Your task:
What lines of the data include the string "View"? Copy them all.

Rows:
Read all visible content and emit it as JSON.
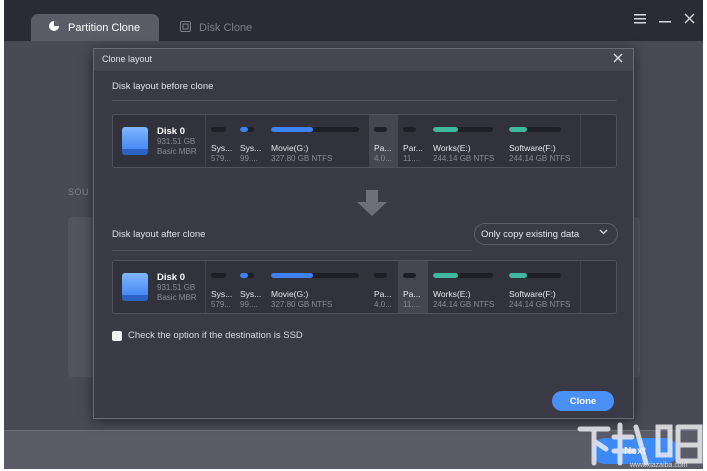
{
  "app": {
    "tabs": [
      {
        "label": "Partition Clone",
        "active": true,
        "icon": "pie-chart-icon"
      },
      {
        "label": "Disk Clone",
        "active": false,
        "icon": "disk-copy-icon"
      }
    ],
    "window_controls": [
      "menu-icon",
      "minimize-icon",
      "close-icon"
    ],
    "background_section_label": "SOU",
    "next_label": "Next",
    "colors": {
      "accent": "#3d8af7",
      "background": "#5c5c69",
      "titlebar": "#2b2b36"
    }
  },
  "modal": {
    "title": "Clone layout",
    "before_label": "Disk layout before clone",
    "after_label": "Disk layout after clone",
    "dropdown": {
      "selected": "Only copy existing data"
    },
    "ssd_checkbox_label": "Check the option if the destination is SSD",
    "clone_label": "Clone"
  },
  "disk_before": {
    "name": "Disk 0",
    "size": "931.51 GB",
    "type": "Basic MBR",
    "partitions": [
      {
        "name": "Sys...",
        "size": "579...",
        "fill": 0,
        "color": "#3d82f0",
        "selected": false
      },
      {
        "name": "Sys...",
        "size": "99....",
        "fill": 0.55,
        "color": "#3d82f0",
        "selected": false
      },
      {
        "name": "Movie(G:)",
        "size": "327.80 GB NTFS",
        "fill": 0.48,
        "color": "#3d82f0",
        "selected": false
      },
      {
        "name": "Pa...",
        "size": "4.0...",
        "fill": 0,
        "color": "#3d82f0",
        "selected": true
      },
      {
        "name": "Par...",
        "size": "11....",
        "fill": 0,
        "color": "#3d82f0",
        "selected": false
      },
      {
        "name": "Works(E:)",
        "size": "244.14 GB NTFS",
        "fill": 0.42,
        "color": "#3fb8a0",
        "selected": false
      },
      {
        "name": "Software(F:)",
        "size": "244.14 GB NTFS",
        "fill": 0.35,
        "color": "#3fb8a0",
        "selected": false
      }
    ]
  },
  "disk_after": {
    "name": "Disk 0",
    "size": "931.51 GB",
    "type": "Basic MBR",
    "partitions": [
      {
        "name": "Sys...",
        "size": "579...",
        "fill": 0,
        "color": "#3d82f0",
        "selected": false
      },
      {
        "name": "Sys...",
        "size": "99....",
        "fill": 0.55,
        "color": "#3d82f0",
        "selected": false
      },
      {
        "name": "Movie(G:)",
        "size": "327.80 GB NTFS",
        "fill": 0.48,
        "color": "#3d82f0",
        "selected": false
      },
      {
        "name": "Pa...",
        "size": "4.0...",
        "fill": 0,
        "color": "#3d82f0",
        "selected": false
      },
      {
        "name": "Pa...",
        "size": "11....",
        "fill": 0,
        "color": "#3d82f0",
        "selected": true
      },
      {
        "name": "Works(E:)",
        "size": "244.14 GB NTFS",
        "fill": 0.42,
        "color": "#3fb8a0",
        "selected": false
      },
      {
        "name": "Software(F:)",
        "size": "244.14 GB NTFS",
        "fill": 0.35,
        "color": "#3fb8a0",
        "selected": false
      }
    ]
  }
}
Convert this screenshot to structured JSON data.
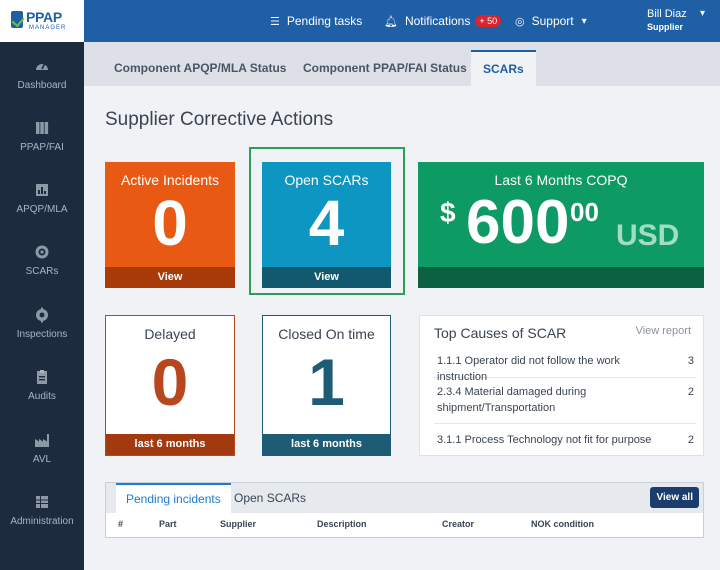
{
  "app": {
    "logo_text": "PPAP",
    "logo_sub": "MANAGER"
  },
  "topnav": {
    "pending_label": "Pending tasks",
    "pending_icon": "list-icon",
    "notifications_label": "Notifications",
    "notifications_badge": "+ 50",
    "notifications_icon": "bell-icon",
    "support_label": "Support",
    "support_icon": "headset-icon"
  },
  "user": {
    "name": "Bill Diaz",
    "role": "Supplier"
  },
  "sidebar": {
    "items": [
      {
        "label": "Dashboard",
        "icon": "speedometer-icon"
      },
      {
        "label": "PPAP/FAI",
        "icon": "binders-icon"
      },
      {
        "label": "APQP/MLA",
        "icon": "chart-doc-icon"
      },
      {
        "label": "SCARs",
        "icon": "target-icon"
      },
      {
        "label": "Inspections",
        "icon": "gear-check-icon"
      },
      {
        "label": "Audits",
        "icon": "clipboard-icon"
      },
      {
        "label": "AVL",
        "icon": "factory-icon"
      },
      {
        "label": "Administration",
        "icon": "table-icon"
      }
    ]
  },
  "tabs": [
    {
      "label": "Component APQP/MLA Status"
    },
    {
      "label": "Component PPAP/FAI Status"
    },
    {
      "label": "SCARs"
    }
  ],
  "page_title": "Supplier Corrective Actions",
  "cards": {
    "active": {
      "title": "Active Incidents",
      "value": "0",
      "foot": "View",
      "color": "#e85a13"
    },
    "open": {
      "title": "Open SCARs",
      "value": "4",
      "foot": "View",
      "color": "#0e96c3"
    },
    "copq": {
      "title": "Last 6 Months COPQ",
      "symbol": "$",
      "value": "600",
      "cents": "00",
      "currency": "USD",
      "color": "#0d9a64"
    },
    "delayed": {
      "title": "Delayed",
      "value": "0",
      "foot": "last 6 months",
      "color": "#b8471d"
    },
    "closed": {
      "title": "Closed On time",
      "value": "1",
      "foot": "last 6 months",
      "color": "#1d5c74"
    }
  },
  "causes": {
    "title": "Top Causes of SCAR",
    "link": "View report",
    "items": [
      {
        "text": "1.1.1 Operator did not follow the work instruction",
        "count": "3"
      },
      {
        "text": "2.3.4 Material damaged during shipment/Transportation",
        "count": "2"
      },
      {
        "text": "3.1.1 Process Technology not fit for purpose",
        "count": "2"
      }
    ]
  },
  "incidents": {
    "tabs": [
      "Pending incidents",
      "Open SCARs"
    ],
    "view_all": "View all",
    "columns": [
      "#",
      "Part",
      "Supplier",
      "Description",
      "Creator",
      "NOK condition"
    ]
  }
}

Output of the task:
      "foot": "View",
      "foot": "View",
    "link": "View report",
    "view_all": "View all",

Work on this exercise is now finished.